═════ Supplied text ═════
Santo Domenico Versace (; born 16 December 1944) is an Italian businessman and politician who is the president and co-chief executive officer of Gianni Versace SpA, based in Milan, Italy. Since 2008 he has been elected as Member of the Chamber of Deputies of the Italian Republic in the constituency of Calabria. He is a member of the Alliance for Italy political party, formerly being a member of The People of Freedom.

Biography

Early life

He was born on 16 December 1944 in Reggio Calabria, where he grew up with his younger siblings Gianni and Donatella, along with their father, Antonio, and dressmaker mother, Francesca. An older sister, Tina, died at the age of twelve from an improperly treated tetanus infection. By age six, Versace joined his father and continued to work after school and summers with him until he attended university.  When not in school, he helped care for his younger sister, Donatella. Like his brother Gianni, he attended Reggio Calabria's Liceo Classico Tommaso Campanella, where he studied Latin and Ancient Greek.
═════
Exercise directions: Continue the biography of Santo Versace from the point where it ends. The records that come next are separate material and have no connection to the biography of Santo Versace.
═════ Recorded information ═════
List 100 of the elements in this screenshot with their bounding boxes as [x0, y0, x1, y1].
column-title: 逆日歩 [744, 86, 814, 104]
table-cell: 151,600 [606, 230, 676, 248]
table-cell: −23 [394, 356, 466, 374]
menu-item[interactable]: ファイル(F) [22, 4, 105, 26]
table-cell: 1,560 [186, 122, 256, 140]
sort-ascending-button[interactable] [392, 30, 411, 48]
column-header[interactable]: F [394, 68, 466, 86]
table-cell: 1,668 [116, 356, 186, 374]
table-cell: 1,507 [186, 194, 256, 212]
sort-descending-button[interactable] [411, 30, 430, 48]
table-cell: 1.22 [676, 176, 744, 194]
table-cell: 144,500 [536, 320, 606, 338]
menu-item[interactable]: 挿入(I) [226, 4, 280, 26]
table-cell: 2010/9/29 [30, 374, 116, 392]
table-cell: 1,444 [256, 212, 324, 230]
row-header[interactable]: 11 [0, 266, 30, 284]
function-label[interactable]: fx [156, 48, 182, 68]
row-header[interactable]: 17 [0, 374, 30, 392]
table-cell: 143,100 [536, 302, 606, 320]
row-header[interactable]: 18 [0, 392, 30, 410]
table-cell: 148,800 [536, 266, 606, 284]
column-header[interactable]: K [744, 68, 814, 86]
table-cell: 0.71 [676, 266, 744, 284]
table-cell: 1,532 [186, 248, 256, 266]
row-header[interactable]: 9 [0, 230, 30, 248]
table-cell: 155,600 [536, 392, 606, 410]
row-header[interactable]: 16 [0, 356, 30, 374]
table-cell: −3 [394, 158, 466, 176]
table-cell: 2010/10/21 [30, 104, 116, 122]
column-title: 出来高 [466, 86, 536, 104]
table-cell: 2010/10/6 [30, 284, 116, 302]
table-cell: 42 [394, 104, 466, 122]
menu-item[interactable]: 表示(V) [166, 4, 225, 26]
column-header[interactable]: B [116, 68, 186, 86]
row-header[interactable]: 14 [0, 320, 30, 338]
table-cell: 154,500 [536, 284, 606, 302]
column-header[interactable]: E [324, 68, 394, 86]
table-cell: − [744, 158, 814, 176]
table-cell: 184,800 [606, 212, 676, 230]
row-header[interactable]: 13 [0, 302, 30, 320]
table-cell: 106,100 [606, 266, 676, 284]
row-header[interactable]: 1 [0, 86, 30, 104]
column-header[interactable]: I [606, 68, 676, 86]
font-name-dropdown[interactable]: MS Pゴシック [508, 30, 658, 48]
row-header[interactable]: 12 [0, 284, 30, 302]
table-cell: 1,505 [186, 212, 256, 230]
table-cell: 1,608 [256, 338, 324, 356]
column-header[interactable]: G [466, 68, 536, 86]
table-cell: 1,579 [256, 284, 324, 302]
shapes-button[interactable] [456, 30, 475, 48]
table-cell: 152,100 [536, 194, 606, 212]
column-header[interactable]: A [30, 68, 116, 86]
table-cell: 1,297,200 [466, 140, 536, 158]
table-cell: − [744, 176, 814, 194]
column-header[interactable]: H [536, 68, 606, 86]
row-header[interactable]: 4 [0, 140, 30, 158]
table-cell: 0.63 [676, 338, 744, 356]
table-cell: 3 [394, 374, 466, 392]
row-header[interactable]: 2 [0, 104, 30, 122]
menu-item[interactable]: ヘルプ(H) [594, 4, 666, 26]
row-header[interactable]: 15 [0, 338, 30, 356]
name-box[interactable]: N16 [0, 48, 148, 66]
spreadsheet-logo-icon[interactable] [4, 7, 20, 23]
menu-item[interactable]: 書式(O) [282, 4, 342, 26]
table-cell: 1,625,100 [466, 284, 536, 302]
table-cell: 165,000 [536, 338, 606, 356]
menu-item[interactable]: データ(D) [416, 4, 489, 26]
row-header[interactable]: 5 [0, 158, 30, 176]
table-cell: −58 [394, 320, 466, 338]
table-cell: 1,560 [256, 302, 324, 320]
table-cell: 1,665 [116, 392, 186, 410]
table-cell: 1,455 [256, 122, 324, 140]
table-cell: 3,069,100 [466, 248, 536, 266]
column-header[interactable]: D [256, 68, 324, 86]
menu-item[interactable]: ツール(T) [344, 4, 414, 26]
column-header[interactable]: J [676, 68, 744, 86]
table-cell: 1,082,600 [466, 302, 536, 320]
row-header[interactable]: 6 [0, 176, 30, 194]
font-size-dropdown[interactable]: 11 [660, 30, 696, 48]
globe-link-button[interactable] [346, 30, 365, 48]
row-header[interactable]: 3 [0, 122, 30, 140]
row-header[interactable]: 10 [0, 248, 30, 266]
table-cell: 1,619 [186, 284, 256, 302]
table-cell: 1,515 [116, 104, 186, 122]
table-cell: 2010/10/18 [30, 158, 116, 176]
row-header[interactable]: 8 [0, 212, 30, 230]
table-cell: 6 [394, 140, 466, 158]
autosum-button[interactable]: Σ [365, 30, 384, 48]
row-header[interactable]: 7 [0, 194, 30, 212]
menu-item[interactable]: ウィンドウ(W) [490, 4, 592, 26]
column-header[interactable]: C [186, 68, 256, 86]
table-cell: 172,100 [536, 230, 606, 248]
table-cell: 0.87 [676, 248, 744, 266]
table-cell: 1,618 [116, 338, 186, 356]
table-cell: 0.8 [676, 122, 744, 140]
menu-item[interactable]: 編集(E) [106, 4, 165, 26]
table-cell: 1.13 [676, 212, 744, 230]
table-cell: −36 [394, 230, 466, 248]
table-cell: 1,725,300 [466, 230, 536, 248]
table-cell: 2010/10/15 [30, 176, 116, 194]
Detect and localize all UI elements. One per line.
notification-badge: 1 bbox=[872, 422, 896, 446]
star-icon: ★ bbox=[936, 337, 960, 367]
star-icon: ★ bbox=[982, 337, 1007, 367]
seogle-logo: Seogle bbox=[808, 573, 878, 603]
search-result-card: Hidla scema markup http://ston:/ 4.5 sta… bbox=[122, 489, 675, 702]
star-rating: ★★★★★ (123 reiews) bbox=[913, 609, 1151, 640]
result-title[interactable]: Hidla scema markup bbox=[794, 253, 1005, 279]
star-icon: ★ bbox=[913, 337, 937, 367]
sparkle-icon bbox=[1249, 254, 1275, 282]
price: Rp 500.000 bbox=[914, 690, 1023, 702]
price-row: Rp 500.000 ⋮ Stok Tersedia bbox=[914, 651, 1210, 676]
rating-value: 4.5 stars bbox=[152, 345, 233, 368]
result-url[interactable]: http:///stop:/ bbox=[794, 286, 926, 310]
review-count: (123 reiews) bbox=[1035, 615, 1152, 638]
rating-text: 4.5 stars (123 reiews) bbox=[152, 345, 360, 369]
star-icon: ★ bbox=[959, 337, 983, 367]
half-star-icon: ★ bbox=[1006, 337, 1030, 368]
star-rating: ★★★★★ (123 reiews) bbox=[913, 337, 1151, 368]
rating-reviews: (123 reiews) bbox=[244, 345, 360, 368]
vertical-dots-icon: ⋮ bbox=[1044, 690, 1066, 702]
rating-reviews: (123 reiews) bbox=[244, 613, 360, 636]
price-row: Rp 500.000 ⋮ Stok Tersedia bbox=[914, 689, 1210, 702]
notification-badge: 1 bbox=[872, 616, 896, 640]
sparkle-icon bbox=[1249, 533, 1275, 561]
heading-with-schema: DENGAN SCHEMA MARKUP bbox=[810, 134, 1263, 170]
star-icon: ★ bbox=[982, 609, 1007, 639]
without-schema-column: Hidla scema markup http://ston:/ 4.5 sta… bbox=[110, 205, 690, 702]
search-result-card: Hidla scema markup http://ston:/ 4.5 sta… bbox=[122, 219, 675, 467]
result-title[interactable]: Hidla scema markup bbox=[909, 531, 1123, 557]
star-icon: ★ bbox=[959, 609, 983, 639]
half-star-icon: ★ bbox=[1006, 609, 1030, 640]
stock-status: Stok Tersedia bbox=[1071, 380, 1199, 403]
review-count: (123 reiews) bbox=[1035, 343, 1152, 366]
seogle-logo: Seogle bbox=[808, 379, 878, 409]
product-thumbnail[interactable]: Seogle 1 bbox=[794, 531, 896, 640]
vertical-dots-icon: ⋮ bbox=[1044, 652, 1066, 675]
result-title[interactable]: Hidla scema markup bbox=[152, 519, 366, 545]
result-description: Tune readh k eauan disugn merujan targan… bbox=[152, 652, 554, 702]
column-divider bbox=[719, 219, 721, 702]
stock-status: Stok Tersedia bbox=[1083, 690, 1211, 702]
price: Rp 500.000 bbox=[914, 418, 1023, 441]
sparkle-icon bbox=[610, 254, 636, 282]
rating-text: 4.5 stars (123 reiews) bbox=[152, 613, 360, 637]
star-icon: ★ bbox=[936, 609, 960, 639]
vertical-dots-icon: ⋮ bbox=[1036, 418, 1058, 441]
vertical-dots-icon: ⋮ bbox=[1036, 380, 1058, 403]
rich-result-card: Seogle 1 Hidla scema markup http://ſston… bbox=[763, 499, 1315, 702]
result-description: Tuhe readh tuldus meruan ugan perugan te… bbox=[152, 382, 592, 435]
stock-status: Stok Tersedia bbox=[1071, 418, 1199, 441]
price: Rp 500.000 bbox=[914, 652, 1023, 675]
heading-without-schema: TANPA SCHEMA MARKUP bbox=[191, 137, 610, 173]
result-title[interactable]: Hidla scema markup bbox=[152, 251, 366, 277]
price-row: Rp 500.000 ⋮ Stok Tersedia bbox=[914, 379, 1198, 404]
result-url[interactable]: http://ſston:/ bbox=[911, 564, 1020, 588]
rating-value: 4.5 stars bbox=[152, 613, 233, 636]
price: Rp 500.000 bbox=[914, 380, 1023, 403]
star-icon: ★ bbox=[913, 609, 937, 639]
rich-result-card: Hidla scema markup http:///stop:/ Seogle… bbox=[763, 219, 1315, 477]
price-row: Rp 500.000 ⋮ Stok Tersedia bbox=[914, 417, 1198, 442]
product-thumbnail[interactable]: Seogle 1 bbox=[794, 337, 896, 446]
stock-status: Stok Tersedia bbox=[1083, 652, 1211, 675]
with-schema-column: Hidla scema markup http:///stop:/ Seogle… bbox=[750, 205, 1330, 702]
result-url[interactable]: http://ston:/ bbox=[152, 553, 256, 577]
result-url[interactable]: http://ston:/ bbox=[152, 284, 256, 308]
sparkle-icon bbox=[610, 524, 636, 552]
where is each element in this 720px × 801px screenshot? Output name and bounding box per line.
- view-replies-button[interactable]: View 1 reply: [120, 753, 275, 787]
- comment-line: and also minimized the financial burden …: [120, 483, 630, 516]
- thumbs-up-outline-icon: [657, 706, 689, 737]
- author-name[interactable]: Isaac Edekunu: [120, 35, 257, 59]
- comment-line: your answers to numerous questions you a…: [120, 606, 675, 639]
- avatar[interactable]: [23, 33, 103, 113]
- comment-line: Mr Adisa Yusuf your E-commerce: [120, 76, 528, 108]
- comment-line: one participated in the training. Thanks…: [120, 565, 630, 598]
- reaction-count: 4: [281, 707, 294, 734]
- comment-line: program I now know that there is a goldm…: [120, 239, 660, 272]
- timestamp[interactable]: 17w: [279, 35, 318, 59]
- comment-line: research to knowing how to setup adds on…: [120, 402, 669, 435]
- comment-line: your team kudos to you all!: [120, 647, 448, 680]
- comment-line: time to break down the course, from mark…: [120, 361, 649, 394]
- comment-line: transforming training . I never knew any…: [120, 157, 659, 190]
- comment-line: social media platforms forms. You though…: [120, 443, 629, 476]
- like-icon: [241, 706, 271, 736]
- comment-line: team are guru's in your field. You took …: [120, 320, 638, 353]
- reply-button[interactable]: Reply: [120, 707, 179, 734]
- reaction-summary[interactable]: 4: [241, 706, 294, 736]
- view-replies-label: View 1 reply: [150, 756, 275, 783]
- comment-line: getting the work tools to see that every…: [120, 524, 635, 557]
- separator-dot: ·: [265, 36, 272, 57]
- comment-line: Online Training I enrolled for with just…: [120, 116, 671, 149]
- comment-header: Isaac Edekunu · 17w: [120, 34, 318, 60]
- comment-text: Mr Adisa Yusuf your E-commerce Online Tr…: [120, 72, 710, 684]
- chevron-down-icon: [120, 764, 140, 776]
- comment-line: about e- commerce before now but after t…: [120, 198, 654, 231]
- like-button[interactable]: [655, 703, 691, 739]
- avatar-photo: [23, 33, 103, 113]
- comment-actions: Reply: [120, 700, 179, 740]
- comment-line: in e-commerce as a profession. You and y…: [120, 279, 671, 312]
═════
Result of the exercise:
Personal life
In 1981, Versace married Christiana Cavalli. The couple had two children, Francesca Christiana and Antonio Tina Santo. The marriage ended in divorce in 2004. Versace remarried in 2014 to lawyer Francesca de Stefano, with whom he had one daughter, Ramona Francesca.

Career and professional life

In 1968, Santo graduated from the University of Messina with a degree in economics. He began working first as a banker in Reggio Calabria for Credito Italiano and later as a high school teacher of economics and geography.  In 1972, he completed his military service as an officer in the "Genova Cavalleria." Upon completion of his service, Santo opened his own accounting office in both Reggio Calabria and Milan.

In 1976, he moved permanently to Milan where he began working full-time with his brother. Gianni Versace SpA was founded in 1977, with Santo Versace as CEO until 2004. Santo played a leading role in the success of the Versace brand by focusing on communication, organization, productivity, and quality.  He oversaw all areas of the business—including sales, distribution, production and finance—and quickly became one of the industry's leading and most well-respected businesspeople.

In 1998, Santo was appointed president of the Italian Fashion Chamber where he served from 1998 to 1999.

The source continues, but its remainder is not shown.